Figure content listings
____

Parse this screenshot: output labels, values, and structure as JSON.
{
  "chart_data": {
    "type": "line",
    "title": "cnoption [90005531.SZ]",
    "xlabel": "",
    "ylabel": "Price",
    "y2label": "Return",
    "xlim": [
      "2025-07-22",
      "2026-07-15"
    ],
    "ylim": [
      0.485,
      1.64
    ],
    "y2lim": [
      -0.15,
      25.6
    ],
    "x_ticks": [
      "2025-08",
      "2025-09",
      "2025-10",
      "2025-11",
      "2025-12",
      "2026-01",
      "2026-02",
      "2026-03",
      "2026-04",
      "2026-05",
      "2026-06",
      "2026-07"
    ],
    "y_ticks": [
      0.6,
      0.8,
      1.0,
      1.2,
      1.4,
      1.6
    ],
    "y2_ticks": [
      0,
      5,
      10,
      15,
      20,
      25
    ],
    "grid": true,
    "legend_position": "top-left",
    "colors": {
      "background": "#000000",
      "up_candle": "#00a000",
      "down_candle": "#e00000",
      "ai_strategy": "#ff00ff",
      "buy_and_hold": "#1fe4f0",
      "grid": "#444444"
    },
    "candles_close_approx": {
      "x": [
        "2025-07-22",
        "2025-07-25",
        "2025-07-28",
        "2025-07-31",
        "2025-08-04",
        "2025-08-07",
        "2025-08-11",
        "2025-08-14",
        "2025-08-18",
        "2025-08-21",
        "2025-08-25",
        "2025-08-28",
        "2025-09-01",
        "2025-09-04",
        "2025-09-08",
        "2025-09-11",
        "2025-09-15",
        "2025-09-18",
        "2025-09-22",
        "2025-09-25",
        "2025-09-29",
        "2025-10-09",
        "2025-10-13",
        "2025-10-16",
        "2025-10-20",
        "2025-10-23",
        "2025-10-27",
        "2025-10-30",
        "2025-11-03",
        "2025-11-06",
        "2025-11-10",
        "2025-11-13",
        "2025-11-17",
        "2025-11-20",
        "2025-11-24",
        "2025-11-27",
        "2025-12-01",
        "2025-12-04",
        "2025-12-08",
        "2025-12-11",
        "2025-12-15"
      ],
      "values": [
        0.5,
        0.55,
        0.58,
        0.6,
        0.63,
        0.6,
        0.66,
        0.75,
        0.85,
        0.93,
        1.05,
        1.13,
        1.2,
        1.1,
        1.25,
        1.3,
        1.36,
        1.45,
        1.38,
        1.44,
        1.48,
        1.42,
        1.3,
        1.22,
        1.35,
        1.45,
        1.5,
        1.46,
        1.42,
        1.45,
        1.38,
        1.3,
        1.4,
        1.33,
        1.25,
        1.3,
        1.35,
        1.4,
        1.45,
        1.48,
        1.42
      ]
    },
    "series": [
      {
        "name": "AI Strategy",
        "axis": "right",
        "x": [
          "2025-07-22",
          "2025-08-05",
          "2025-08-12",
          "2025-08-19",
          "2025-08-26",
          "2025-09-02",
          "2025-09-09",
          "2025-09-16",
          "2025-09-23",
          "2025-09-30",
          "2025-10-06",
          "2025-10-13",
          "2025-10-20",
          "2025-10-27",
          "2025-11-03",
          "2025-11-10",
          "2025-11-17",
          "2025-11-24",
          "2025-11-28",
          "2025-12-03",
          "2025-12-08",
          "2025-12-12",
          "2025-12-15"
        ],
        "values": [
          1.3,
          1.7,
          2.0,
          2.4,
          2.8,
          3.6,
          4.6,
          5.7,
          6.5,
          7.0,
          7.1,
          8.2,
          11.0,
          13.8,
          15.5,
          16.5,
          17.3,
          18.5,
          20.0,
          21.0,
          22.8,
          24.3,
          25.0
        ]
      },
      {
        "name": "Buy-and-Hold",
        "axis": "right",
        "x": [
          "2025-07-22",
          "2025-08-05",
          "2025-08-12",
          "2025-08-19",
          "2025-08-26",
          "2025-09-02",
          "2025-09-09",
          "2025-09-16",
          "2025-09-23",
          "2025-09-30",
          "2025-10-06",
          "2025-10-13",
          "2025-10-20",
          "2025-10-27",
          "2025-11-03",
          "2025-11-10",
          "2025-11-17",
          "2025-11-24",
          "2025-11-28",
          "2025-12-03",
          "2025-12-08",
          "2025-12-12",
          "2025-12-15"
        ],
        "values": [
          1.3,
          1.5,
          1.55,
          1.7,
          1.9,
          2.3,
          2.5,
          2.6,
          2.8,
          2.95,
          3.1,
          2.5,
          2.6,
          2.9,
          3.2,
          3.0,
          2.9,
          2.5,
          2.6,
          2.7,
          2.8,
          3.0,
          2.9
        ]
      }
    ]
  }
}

____

[Directions] Locate the lines above that contain "values" and copy them.

[Result for this task]
Parse this screenshot: output labels, values, and structure as JSON.
      "values": [
        "values": [
        "values": [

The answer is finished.